[Listed entries]
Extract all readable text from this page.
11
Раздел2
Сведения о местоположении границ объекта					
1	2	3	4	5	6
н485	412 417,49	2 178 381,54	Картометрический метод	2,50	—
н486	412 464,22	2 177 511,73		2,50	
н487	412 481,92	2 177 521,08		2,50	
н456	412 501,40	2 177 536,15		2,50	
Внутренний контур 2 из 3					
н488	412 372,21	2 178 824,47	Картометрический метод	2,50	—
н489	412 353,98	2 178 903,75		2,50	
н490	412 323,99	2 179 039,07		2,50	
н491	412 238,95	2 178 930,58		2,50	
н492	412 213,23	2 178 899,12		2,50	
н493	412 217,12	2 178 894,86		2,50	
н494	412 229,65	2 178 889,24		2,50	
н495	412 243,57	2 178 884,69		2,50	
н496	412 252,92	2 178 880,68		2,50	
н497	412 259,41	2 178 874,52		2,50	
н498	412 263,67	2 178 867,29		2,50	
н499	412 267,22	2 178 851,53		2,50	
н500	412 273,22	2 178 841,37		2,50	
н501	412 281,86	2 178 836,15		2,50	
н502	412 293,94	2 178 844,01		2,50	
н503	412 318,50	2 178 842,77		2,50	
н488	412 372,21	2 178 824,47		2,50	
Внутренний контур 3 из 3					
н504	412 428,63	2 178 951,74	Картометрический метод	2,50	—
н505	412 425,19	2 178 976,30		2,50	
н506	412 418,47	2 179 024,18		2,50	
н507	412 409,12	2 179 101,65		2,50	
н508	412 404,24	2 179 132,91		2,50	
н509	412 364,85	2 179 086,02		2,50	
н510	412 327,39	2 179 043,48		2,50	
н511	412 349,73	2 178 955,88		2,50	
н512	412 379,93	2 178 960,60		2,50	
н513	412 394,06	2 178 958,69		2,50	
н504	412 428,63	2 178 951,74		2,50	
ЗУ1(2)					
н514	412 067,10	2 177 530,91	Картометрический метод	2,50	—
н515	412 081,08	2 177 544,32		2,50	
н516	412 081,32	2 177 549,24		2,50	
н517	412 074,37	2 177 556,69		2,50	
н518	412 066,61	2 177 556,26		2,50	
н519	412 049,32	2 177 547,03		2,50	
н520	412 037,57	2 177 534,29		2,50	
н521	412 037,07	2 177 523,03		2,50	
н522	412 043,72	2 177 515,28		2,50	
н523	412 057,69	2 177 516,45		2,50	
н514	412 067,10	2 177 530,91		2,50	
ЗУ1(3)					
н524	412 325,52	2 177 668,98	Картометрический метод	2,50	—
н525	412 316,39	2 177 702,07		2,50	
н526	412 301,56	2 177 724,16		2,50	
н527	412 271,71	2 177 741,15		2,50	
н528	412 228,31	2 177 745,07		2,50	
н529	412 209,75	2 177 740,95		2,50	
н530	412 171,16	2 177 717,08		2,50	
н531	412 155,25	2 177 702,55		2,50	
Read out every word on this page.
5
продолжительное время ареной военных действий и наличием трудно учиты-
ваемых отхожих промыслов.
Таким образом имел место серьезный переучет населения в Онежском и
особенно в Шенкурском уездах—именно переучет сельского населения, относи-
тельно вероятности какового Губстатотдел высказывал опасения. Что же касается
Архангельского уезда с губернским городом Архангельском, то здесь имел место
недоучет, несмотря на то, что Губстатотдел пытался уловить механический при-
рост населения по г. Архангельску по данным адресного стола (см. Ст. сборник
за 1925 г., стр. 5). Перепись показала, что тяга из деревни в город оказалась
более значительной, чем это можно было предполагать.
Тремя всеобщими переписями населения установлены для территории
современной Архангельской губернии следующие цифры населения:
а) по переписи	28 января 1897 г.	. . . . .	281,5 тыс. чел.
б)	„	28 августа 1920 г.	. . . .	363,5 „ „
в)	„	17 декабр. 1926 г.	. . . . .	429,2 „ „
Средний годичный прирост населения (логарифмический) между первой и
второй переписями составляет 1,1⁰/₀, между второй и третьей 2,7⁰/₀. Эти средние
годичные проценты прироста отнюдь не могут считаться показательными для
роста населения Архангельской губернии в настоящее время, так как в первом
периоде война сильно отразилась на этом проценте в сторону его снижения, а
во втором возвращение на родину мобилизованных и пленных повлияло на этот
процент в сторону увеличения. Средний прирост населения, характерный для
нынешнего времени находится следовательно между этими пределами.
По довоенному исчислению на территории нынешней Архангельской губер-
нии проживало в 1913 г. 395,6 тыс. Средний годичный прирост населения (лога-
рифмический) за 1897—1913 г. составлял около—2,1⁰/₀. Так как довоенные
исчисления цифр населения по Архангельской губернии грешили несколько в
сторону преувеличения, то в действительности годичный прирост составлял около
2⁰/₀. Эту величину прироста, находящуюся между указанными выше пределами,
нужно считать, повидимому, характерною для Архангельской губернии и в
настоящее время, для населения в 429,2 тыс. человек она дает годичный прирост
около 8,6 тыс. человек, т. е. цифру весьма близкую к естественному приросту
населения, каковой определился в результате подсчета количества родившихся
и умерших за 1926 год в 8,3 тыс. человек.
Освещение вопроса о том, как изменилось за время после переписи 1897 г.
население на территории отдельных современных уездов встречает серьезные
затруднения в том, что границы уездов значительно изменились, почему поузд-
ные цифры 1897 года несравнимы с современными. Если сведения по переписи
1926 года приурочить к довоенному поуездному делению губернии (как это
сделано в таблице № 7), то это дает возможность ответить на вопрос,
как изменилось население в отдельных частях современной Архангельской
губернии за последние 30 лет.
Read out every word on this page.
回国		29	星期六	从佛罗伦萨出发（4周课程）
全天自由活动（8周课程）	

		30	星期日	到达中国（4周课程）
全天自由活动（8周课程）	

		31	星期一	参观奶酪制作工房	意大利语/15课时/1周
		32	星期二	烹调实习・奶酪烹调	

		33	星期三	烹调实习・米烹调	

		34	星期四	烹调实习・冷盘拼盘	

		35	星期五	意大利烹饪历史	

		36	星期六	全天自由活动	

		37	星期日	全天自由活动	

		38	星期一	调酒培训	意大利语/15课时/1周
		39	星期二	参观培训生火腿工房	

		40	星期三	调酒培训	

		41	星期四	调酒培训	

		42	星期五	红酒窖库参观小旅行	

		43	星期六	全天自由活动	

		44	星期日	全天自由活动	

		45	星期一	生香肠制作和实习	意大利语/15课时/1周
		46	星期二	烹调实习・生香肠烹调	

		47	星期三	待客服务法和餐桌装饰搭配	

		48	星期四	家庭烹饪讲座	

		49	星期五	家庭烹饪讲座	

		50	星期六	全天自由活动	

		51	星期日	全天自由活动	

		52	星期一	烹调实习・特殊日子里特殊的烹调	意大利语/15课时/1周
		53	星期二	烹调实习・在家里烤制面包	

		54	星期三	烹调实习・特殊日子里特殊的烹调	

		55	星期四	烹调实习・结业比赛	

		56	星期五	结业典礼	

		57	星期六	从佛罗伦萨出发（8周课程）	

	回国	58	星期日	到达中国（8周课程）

[Request] Write the entries again, exactly as they stand.

[Task result]
Extract all readable text from this page.
11
Раздел2
Сведения о местоположении границ объекта					
1	2	3	4	5	6
н485	412 417,49	2 178 381,54	Картометрический метод	2,50	—
н486	412 464,22	2 177 511,73		2,50	
н487	412 481,92	2 177 521,08		2,50	
н456	412 501,40	2 177 536,15		2,50	
Внутренний контур 2 из 3					
н488	412 372,21	2 178 824,47	Картометрический метод	2,50	—
н489	412 353,98	2 178 903,75		2,50	
н490	412 323,99	2 179 039,07		2,50	
н491	412 238,95	2 178 930,58		2,50	
н492	412 213,23	2 178 899,12		2,50	
н493	412 217,12	2 178 894,86		2,50	
н494	412 229,65	2 178 889,24		2,50	
н495	412 243,57	2 178 884,69		2,50	
н496	412 252,92	2 178 880,68		2,50	
н497	412 259,41	2 178 874,52		2,50	
н498	412 263,67	2 178 867,29		2,50	
н499	412 267,22	2 178 851,53		2,50	
н500	412 273,22	2 178 841,37		2,50	
н501	412 281,86	2 178 836,15		2,50	
н502	412 293,94	2 178 844,01		2,50	
н503	412 318,50	2 178 842,77		2,50	
н488	412 372,21	2 178 824,47		2,50	
Внутренний контур 3 из 3					
н504	412 428,63	2 178 951,74	Картометрический метод	2,50	—
н505	412 425,19	2 178 976,30		2,50	
н506	412 418,47	2 179 024,18		2,50	
н507	412 409,12	2 179 101,65		2,50	
н508	412 404,24	2 179 132,91		2,50	
н509	412 364,85	2 179 086,02		2,50	
н510	412 327,39	2 179 043,48		2,50	
н511	412 349,73	2 178 955,88		2,50	
н512	412 379,93	2 178 960,60		2,50	
н513	412 394,06	2 178 958,69		2,50	
н504	412 428,63	2 178 951,74		2,50	
ЗУ1(2)					
н514	412 067,10	2 177 530,91	Картометрический метод	2,50	—
н515	412 081,08	2 177 544,32		2,50	
н516	412 081,32	2 177 549,24		2,50	
н517	412 074,37	2 177 556,69		2,50	
н518	412 066,61	2 177 556,26		2,50	
н519	412 049,32	2 177 547,03		2,50	
н520	412 037,57	2 177 534,29		2,50	
н521	412 037,07	2 177 523,03		2,50	
н522	412 043,72	2 177 515,28		2,50	
н523	412 057,69	2 177 516,45		2,50	
н514	412 067,10	2 177 530,91		2,50	
ЗУ1(3)					
н524	412 325,52	2 177 668,98	Картометрический метод	2,50	—
н525	412 316,39	2 177 702,07		2,50	
н526	412 301,56	2 177 724,16		2,50	
н527	412 271,71	2 177 741,15		2,50	
н528	412 228,31	2 177 745,07		2,50	
н529	412 209,75	2 177 740,95		2,50	
н530	412 171,16	2 177 717,08		2,50	
н531	412 155,25	2 177 702,55		2,50	
Read out every word on this page.
5
продолжительное время ареной военных действий и наличием трудно учиты-
ваемых отхожих промыслов.
Таким образом имел место серьезный переучет населения в Онежском и
особенно в Шенкурском уездах—именно переучет сельского населения, относи-
тельно вероятности какового Губстатотдел высказывал опасения. Что же касается
Архангельского уезда с губернским городом Архангельском, то здесь имел место
недоучет, несмотря на то, что Губстатотдел пытался уловить механический при-
рост населения по г. Архангельску по данным адресного стола (см. Ст. сборник
за 1925 г., стр. 5). Перепись показала, что тяга из деревни в город оказалась
более значительной, чем это можно было предполагать.
Тремя всеобщими переписями населения установлены для территории
современной Архангельской губернии следующие цифры населения:
а) по переписи	28 января 1897 г.	. . . . .	281,5 тыс. чел.
б)	„	28 августа 1920 г.	. . . .	363,5 „ „
в)	„	17 декабр. 1926 г.	. . . . .	429,2 „ „
Средний годичный прирост населения (логарифмический) между первой и
второй переписями составляет 1,1⁰/₀, между второй и третьей 2,7⁰/₀. Эти средние
годичные проценты прироста отнюдь не могут считаться показательными для
роста населения Архангельской губернии в настоящее время, так как в первом
периоде война сильно отразилась на этом проценте в сторону его снижения, а
во втором возвращение на родину мобилизованных и пленных повлияло на этот
процент в сторону увеличения. Средний прирост населения, характерный для
нынешнего времени находится следовательно между этими пределами.
По довоенному исчислению на территории нынешней Архангельской губер-
нии проживало в 1913 г. 395,6 тыс. Средний годичный прирост населения (лога-
рифмический) за 1897—1913 г. составлял около—2,1⁰/₀. Так как довоенные
исчисления цифр населения по Архангельской губернии грешили несколько в
сторону преувеличения, то в действительности годичный прирост составлял около
2⁰/₀. Эту величину прироста, находящуюся между указанными выше пределами,
нужно считать, повидимому, характерною для Архангельской губернии и в
настоящее время, для населения в 429,2 тыс. человек она дает годичный прирост
около 8,6 тыс. человек, т. е. цифру весьма близкую к естественному приросту
населения, каковой определился в результате подсчета количества родившихся
и умерших за 1926 год в 8,3 тыс. человек.
Освещение вопроса о том, как изменилось за время после переписи 1897 г.
население на территории отдельных современных уездов встречает серьезные
затруднения в том, что границы уездов значительно изменились, почему поузд-
ные цифры 1897 года несравнимы с современными. Если сведения по переписи
1926 года приурочить к довоенному поуездному делению губернии (как это
сделано в таблице № 7), то это дает возможность ответить на вопрос,
как изменилось население в отдельных частях современной Архангельской
губернии за последние 30 лет.
Read out every word on this page.
回国		29	星期六	从佛罗伦萨出发（4周课程）
全天自由活动（8周课程）	

		30	星期日	到达中国（4周课程）
全天自由活动（8周课程）	

		31	星期一	参观奶酪制作工房	意大利语/15课时/1周
		32	星期二	烹调实习・奶酪烹调	

		33	星期三	烹调实习・米烹调	

		34	星期四	烹调实习・冷盘拼盘	

		35	星期五	意大利烹饪历史	

		36	星期六	全天自由活动	

		37	星期日	全天自由活动	

		38	星期一	调酒培训	意大利语/15课时/1周
		39	星期二	参观培训生火腿工房	

		40	星期三	调酒培训	

		41	星期四	调酒培训	

		42	星期五	红酒窖库参观小旅行	

		43	星期六	全天自由活动	

		44	星期日	全天自由活动	

		45	星期一	生香肠制作和实习	意大利语/15课时/1周
		46	星期二	烹调实习・生香肠烹调	

		47	星期三	待客服务法和餐桌装饰搭配	

		48	星期四	家庭烹饪讲座	

		49	星期五	家庭烹饪讲座	

		50	星期六	全天自由活动	

		51	星期日	全天自由活动	

		52	星期一	烹调实习・特殊日子里特殊的烹调	意大利语/15课时/1周
		53	星期二	烹调实习・在家里烤制面包	

		54	星期三	烹调实习・特殊日子里特殊的烹调	

		55	星期四	烹调实习・结业比赛	

		56	星期五	结业典礼	

		57	星期六	从佛罗伦萨出发（8周课程）	

	回国	58	星期日	到达中国（8周课程）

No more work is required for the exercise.